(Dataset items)
☆ ☆ ☆ ☆ ☆ ☆ ☆

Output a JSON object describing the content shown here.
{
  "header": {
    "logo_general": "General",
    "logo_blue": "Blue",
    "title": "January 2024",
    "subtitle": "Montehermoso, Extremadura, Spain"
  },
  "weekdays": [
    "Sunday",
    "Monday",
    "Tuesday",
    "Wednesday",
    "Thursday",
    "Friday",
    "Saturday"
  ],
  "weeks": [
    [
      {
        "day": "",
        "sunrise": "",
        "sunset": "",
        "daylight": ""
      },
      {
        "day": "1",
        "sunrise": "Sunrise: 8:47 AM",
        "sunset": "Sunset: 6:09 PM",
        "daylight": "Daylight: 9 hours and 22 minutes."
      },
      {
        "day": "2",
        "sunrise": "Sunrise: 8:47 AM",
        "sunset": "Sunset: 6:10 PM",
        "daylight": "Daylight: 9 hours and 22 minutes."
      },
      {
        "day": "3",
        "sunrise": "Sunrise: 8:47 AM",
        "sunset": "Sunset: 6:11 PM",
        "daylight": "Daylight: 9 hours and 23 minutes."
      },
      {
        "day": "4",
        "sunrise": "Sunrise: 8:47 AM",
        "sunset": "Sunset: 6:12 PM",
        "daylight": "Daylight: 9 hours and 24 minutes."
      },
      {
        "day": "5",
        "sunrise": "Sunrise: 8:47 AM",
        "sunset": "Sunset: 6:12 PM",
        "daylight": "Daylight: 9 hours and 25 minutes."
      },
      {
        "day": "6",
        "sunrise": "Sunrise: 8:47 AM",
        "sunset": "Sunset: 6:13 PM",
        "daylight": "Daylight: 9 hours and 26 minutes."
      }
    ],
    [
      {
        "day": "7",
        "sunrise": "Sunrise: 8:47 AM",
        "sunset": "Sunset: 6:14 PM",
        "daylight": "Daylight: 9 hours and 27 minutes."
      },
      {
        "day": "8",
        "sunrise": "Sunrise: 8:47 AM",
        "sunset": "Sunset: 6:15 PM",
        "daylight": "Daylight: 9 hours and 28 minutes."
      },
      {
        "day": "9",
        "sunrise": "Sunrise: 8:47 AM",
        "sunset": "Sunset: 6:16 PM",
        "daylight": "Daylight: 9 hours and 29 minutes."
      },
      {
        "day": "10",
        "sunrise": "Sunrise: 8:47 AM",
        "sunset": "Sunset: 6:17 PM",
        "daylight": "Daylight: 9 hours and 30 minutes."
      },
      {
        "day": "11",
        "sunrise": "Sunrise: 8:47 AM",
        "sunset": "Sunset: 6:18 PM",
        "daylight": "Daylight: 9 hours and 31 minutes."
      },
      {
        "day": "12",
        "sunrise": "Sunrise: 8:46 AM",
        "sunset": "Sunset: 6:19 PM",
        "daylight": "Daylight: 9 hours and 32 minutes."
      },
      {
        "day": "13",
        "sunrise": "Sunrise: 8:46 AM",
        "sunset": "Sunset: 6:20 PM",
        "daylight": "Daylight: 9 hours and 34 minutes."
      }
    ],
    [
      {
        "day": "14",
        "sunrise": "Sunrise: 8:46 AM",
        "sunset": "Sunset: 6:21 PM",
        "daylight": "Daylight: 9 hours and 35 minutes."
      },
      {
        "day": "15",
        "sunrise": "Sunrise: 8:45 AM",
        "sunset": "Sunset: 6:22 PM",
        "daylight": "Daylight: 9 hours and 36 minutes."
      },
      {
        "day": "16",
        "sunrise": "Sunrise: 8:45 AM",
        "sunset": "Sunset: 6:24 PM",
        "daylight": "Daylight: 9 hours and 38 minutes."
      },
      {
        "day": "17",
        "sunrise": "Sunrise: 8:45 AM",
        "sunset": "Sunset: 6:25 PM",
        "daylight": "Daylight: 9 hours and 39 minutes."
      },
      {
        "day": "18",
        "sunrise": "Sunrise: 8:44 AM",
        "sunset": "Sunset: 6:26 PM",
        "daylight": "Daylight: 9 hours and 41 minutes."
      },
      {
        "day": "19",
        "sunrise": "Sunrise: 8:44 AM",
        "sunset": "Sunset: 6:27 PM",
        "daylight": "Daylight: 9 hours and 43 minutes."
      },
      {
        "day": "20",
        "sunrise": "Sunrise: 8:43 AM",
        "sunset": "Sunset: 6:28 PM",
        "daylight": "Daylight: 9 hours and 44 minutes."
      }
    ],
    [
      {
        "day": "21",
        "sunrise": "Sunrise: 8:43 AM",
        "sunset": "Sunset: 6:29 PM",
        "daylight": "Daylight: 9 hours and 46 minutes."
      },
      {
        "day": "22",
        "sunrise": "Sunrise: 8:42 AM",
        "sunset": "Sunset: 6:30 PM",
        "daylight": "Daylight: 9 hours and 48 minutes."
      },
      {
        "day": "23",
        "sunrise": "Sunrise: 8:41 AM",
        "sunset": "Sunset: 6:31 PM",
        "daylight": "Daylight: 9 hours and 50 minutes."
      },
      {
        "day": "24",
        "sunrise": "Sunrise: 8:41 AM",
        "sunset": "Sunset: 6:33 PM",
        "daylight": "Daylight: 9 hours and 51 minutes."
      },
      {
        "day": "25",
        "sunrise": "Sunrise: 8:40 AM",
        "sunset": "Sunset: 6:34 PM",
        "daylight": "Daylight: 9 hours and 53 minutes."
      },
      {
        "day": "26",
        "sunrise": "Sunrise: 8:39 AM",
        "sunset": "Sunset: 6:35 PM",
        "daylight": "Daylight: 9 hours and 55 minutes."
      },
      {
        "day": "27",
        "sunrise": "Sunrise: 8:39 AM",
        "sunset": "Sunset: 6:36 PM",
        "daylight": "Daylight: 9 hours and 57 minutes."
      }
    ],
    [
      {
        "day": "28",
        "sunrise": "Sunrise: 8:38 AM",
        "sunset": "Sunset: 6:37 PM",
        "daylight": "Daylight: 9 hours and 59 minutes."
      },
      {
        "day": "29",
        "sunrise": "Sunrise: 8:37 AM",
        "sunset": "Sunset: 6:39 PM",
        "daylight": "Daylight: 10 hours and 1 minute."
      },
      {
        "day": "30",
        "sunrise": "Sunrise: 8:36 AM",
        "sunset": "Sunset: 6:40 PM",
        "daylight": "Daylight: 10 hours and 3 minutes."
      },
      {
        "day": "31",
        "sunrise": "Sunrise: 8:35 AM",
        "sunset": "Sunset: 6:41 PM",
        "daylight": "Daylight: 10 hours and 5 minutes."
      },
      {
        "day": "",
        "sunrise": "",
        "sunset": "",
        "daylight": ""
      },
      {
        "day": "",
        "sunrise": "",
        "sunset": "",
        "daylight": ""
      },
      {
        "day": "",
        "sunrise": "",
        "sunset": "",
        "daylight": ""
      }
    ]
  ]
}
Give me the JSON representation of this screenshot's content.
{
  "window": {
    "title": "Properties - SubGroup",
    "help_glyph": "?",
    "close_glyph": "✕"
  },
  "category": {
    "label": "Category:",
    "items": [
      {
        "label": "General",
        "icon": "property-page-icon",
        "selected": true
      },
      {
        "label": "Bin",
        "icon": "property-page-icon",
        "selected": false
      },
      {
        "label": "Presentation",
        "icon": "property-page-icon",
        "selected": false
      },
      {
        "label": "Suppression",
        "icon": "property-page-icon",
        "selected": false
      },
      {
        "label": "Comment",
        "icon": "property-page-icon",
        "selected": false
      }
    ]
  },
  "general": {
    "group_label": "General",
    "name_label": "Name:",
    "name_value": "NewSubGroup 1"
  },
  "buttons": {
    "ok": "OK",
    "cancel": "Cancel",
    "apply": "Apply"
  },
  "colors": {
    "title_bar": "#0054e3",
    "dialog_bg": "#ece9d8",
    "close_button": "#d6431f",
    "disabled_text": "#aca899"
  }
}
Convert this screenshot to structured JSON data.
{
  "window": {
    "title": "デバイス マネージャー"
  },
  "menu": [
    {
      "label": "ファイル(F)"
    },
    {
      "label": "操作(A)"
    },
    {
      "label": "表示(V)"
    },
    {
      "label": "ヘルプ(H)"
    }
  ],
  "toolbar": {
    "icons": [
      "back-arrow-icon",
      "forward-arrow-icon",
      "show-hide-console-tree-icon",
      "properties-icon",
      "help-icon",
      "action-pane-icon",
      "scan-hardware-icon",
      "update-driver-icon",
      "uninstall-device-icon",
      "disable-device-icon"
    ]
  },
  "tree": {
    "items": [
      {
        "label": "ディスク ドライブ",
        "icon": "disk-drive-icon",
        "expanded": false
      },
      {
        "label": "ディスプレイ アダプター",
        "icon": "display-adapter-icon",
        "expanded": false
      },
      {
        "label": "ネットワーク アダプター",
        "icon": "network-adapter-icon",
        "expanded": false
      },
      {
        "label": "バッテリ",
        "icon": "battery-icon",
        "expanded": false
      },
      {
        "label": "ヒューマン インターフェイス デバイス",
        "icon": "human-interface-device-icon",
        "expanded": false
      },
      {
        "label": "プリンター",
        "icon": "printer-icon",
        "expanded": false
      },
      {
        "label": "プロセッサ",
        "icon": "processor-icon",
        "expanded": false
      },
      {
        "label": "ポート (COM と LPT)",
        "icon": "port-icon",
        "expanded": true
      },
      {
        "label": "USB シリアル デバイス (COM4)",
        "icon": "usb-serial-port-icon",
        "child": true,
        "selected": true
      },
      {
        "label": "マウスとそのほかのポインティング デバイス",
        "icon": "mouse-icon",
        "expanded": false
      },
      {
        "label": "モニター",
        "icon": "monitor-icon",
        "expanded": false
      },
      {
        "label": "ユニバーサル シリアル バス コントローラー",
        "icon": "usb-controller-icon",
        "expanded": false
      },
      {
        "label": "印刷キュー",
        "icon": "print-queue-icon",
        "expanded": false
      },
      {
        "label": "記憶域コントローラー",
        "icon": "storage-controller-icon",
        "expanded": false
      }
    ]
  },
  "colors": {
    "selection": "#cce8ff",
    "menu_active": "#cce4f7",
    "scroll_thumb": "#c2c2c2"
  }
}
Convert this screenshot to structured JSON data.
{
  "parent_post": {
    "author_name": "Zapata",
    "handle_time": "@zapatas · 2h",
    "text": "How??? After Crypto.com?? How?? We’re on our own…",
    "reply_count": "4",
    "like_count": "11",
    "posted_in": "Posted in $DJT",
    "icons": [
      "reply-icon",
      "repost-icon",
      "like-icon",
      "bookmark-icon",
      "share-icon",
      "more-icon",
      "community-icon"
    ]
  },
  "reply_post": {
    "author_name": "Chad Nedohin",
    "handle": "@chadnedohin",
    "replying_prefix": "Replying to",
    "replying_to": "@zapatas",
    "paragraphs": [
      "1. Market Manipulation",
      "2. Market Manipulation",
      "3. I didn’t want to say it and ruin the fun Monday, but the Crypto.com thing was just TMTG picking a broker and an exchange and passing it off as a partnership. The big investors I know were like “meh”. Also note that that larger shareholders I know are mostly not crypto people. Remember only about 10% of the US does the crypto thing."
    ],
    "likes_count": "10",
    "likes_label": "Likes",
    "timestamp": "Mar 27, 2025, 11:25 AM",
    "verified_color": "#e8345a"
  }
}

☆ ☆ ☆ ☆ ☆ ☆ ☆

# Exercise brief
What is the number of lines that hold the string "シリアル"? Reply with that number alone.

# Task output
2